**Task inputs:**
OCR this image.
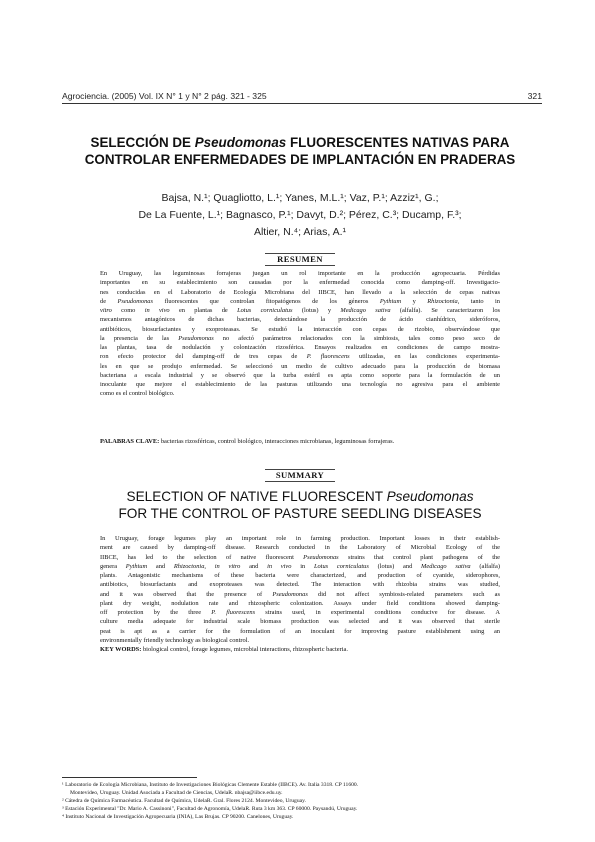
Agrociencia. (2005) Vol. IX N° 1 y N° 2 pág. 321 - 325	321
SELECCIÓN DE Pseudomonas FLUORESCENTES NATIVAS PARA
CONTROLAR ENFERMEDADES DE IMPLANTACIÓN EN PRADERAS
Bajsa, N.¹; Quagliotto, L.¹; Yanes, M.L.¹; Vaz, P.¹; Azziz¹, G.;
De La Fuente, L.¹; Bagnasco, P.¹; Davyt, D.²; Pérez, C.³; Ducamp, F.³;
Altier, N.⁴; Arias, A.¹
RESUMEN
En Uruguay, las leguminosas forrajeras juegan un rol importante en la producción agropecuaria. Pérdidas
importantes en su establecimiento son causadas por la enfermedad conocida como damping-off. Investigacio-
nes conducidas en el Laboratorio de Ecología Microbiana del IIBCE, han llevado a la selección de cepas nativas
de Pseudomonas fluorescentes que controlan fitopatógenos de los géneros Pythium y Rhizoctonia, tanto in
vitro como in vivo en plantas de Lotus corniculatus (lotus) y Medicago sativa (alfalfa). Se caracterizaron los
mecanismos antagónicos de dichas bacterias, detectándose la producción de ácido cianhídrico, sideróforos,
antibióticos, biosurfactantes y exoproteasas. Se estudió la interacción con cepas de rizobio, observándose que
la presencia de las Pseudomonas no afectó parámetros relacionados con la simbiosis, tales como peso seco de
las plantas, tasa de nodulación y colonización rizosférica. Ensayos realizados en condiciones de campo mostra-
ron efecto protector del damping-off de tres cepas de P. fluorescens utilizadas, en las condiciones experimenta-
les en que se produjo enfermedad. Se seleccionó un medio de cultivo adecuado para la producción de biomasa
bacteriana a escala industrial y se observó que la turba estéril es apta como soporte para la formulación de un
inoculante que mejore el establecimiento de las pasturas utilizando una tecnología no agresiva para el ambiente
como es el control biológico.
PALABRAS CLAVE: bacterias rizosféricas, control biológico, interacciones microbianas, leguminosas forrajeras.
SUMMARY
SELECTION OF NATIVE FLUORESCENT Pseudomonas
FOR THE CONTROL OF PASTURE SEEDLING DISEASES
In Uruguay, forage legumes play an important role in farming production. Important losses in their establish-
ment are caused by damping-off disease. Research conducted in the Laboratory of Microbial Ecology of the
IIBCE, has led to the selection of native fluorescent Pseudomonas strains that control plant pathogens of the
genera Pythium and Rhizoctonia, in vitro and in vivo in Lotus corniculatus (lotus) and Medicago sativa (alfalfa)
plants. Antagonistic mechanisms of these bacteria were characterized, and production of cyanide, siderophores,
antibiotics, biosurfactants and exoproteases was detected. The interaction with rhizobia strains was studied,
and it was observed that the presence of Pseudomonas did not affect symbiosis-related parameters such as
plant dry weight, nodulation rate and rhizospheric colonization. Assays under field conditions showed damping-
off protection by the three P. fluorescens strains used, in experimental conditions conducive for disease. A
culture media adequate for industrial scale biomass production was selected and it was observed that sterile
peat is apt as a carrier for the formulation of an inoculant for improving pasture establishment using an
environmentally friendly technology as biological control.
KEY WORDS: biological control, forage legumes, microbial interactions, rhizospheric bacteria.
¹ Laboratorio de Ecología Microbiana, Instituto de Investigaciones Biológicas Clemente Estable (IIBCE). Av. Italia 3318. CP 11600.
Montevideo, Uruguay. Unidad Asociada a Facultad de Ciencias, UdelaR. nbajsa@iibce.edu.uy.
² Cátedra de Química Farmacéutica. Facultad de Química, UdelaR. Gral. Flores 2124. Montevideo, Uruguay.
³ Estación Experimental "Dr. Mario A. Cassinoni", Facultad de Agronomía, UdelaR. Ruta 3 km 363. CP 60000. Paysandú, Uruguay.
⁴ Instituto Nacional de Investigación Agropecuaria (INIA), Las Brujas. CP 90200. Canelones, Uruguay.
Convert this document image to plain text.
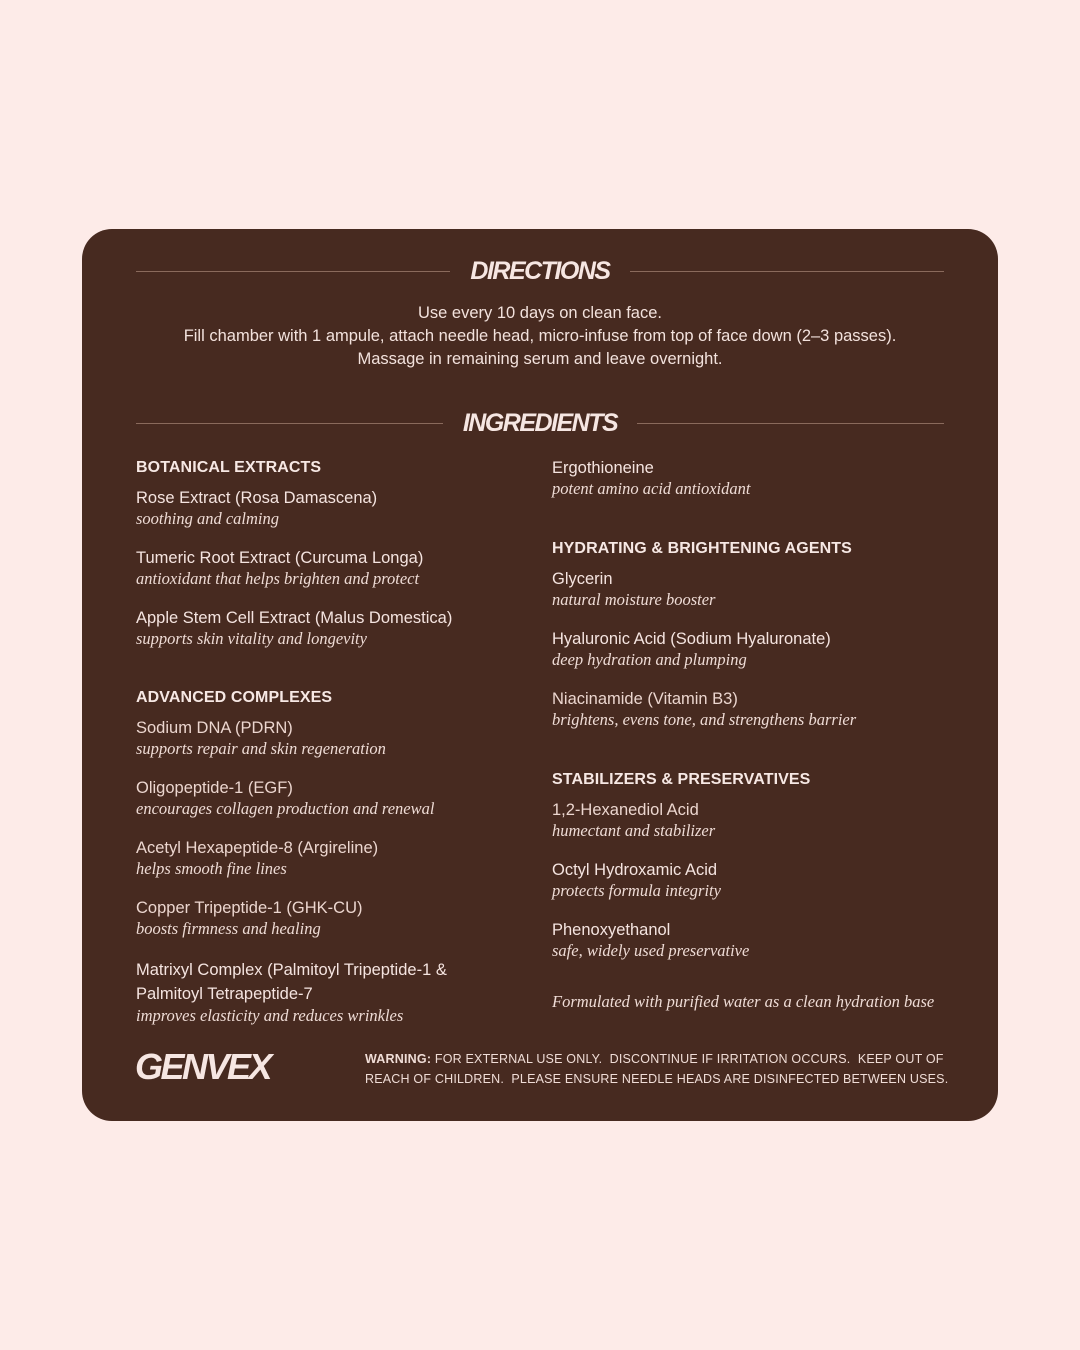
DIRECTIONS
Use every 10 days on clean face.
Fill chamber with 1 ampule, attach needle head, micro-infuse from top of face down (2–3 passes).
Massage in remaining serum and leave overnight.
INGREDIENTS
BOTANICAL EXTRACTS
Rose Extract (Rosa Damascena)
soothing and calming
Tumeric Root Extract (Curcuma Longa)
antioxidant that helps brighten and protect
Apple Stem Cell Extract (Malus Domestica)
supports skin vitality and longevity
ADVANCED COMPLEXES
Sodium DNA (PDRN)
supports repair and skin regeneration
Oligopeptide-1 (EGF)
encourages collagen production and renewal
Acetyl Hexapeptide-8 (Argireline)
helps smooth fine lines
Copper Tripeptide-1 (GHK-CU)
boosts firmness and healing
Matrixyl Complex (Palmitoyl Tripeptide-1 &
Palmitoyl Tetrapeptide-7
improves elasticity and reduces wrinkles
Ergothioneine
potent amino acid antioxidant
HYDRATING & BRIGHTENING AGENTS
Glycerin
natural moisture booster
Hyaluronic Acid (Sodium Hyaluronate)
deep hydration and plumping
Niacinamide (Vitamin B3)
brightens, evens tone, and strengthens barrier
STABILIZERS & PRESERVATIVES
1,2-Hexanediol Acid
humectant and stabilizer
Octyl Hydroxamic Acid
protects formula integrity
Phenoxyethanol
safe, widely used preservative
Formulated with purified water as a clean hydration base
GENVEX	WARNING: FOR EXTERNAL USE ONLY.  DISCONTINUE IF IRRITATION OCCURS.  KEEP OUT OF
REACH OF CHILDREN.  PLEASE ENSURE NEEDLE HEADS ARE DISINFECTED BETWEEN USES.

**Problem:** Determine how many lines above contain the string "lotus". Give only that number.

**Exercise solution:** 2